* _INSTRUCTIONS TO FOLLOW_
Without the images, print all the entries below exactly as given.

* _MATERIAL SUPPLIED_
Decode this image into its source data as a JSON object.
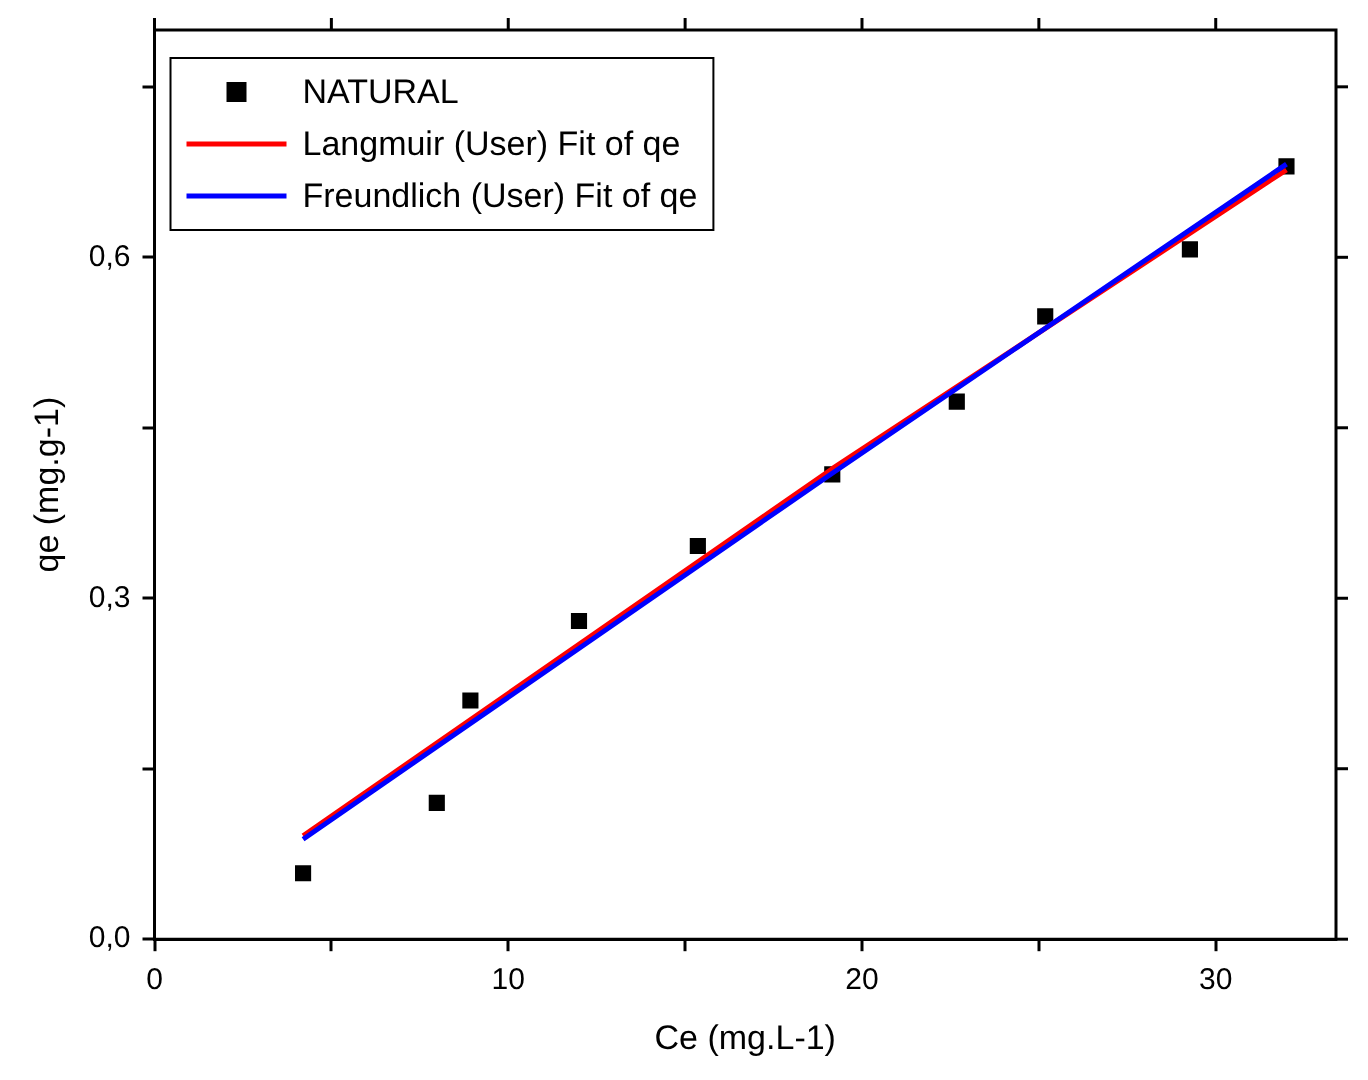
{
  "chart_data": {
    "type": "scatter",
    "xlabel": "Ce (mg.L-1)",
    "ylabel": "qe (mg.g-1)",
    "xlim": [
      0,
      33.4
    ],
    "ylim": [
      0,
      0.8
    ],
    "xticks": [
      0,
      {
        "value": 5,
        "label": null
      },
      10,
      {
        "value": 15,
        "label": null
      },
      20,
      {
        "value": 25,
        "label": null
      },
      30
    ],
    "yticks": [
      {
        "value": 0,
        "label": "0,0"
      },
      {
        "value": 0.15,
        "label": null
      },
      {
        "value": 0.3,
        "label": "0,3"
      },
      {
        "value": 0.45,
        "label": null
      },
      {
        "value": 0.6,
        "label": "0,6"
      },
      {
        "value": 0.75,
        "label": null
      }
    ],
    "grid": false,
    "legend": "top left",
    "series": [
      {
        "name": "NATURAL",
        "marker": "square",
        "color": "#000000",
        "x": [
          4.2,
          7.98,
          8.93,
          12.0,
          15.36,
          19.16,
          22.68,
          25.18,
          29.27,
          32.0
        ],
        "values": [
          0.058,
          0.12,
          0.21,
          0.28,
          0.346,
          0.409,
          0.473,
          0.548,
          0.607,
          0.68
        ]
      },
      {
        "name": "Langmuir (User) Fit of qe",
        "type": "line",
        "marker": "none",
        "color": "#ff0000",
        "x": [
          4.2,
          19.16,
          32.0
        ],
        "values": [
          0.091,
          0.414,
          0.677
        ]
      },
      {
        "name": "Freundlich (User) Fit of qe",
        "type": "line",
        "marker": "none",
        "color": "#0000ff",
        "x": [
          4.2,
          19.16,
          32.0
        ],
        "values": [
          0.088,
          0.41,
          0.682
        ]
      }
    ]
  }
}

* _FULL OUTPUT_
Decode this image into its source data as a JSON object.
{
  "chart_data": {
    "type": "scatter",
    "xlabel": "Ce (mg.L-1)",
    "ylabel": "qe (mg.g-1)",
    "xlim": [
      0,
      33.4
    ],
    "ylim": [
      0,
      0.8
    ],
    "xticks": [
      0,
      {
        "value": 5,
        "label": null
      },
      10,
      {
        "value": 15,
        "label": null
      },
      20,
      {
        "value": 25,
        "label": null
      },
      30
    ],
    "yticks": [
      {
        "value": 0,
        "label": "0,0"
      },
      {
        "value": 0.15,
        "label": null
      },
      {
        "value": 0.3,
        "label": "0,3"
      },
      {
        "value": 0.45,
        "label": null
      },
      {
        "value": 0.6,
        "label": "0,6"
      },
      {
        "value": 0.75,
        "label": null
      }
    ],
    "grid": false,
    "legend": "top left",
    "series": [
      {
        "name": "NATURAL",
        "marker": "square",
        "color": "#000000",
        "x": [
          4.2,
          7.98,
          8.93,
          12.0,
          15.36,
          19.16,
          22.68,
          25.18,
          29.27,
          32.0
        ],
        "values": [
          0.058,
          0.12,
          0.21,
          0.28,
          0.346,
          0.409,
          0.473,
          0.548,
          0.607,
          0.68
        ]
      },
      {
        "name": "Langmuir (User) Fit of qe",
        "type": "line",
        "marker": "none",
        "color": "#ff0000",
        "x": [
          4.2,
          19.16,
          32.0
        ],
        "values": [
          0.091,
          0.414,
          0.677
        ]
      },
      {
        "name": "Freundlich (User) Fit of qe",
        "type": "line",
        "marker": "none",
        "color": "#0000ff",
        "x": [
          4.2,
          19.16,
          32.0
        ],
        "values": [
          0.088,
          0.41,
          0.682
        ]
      }
    ]
  }
}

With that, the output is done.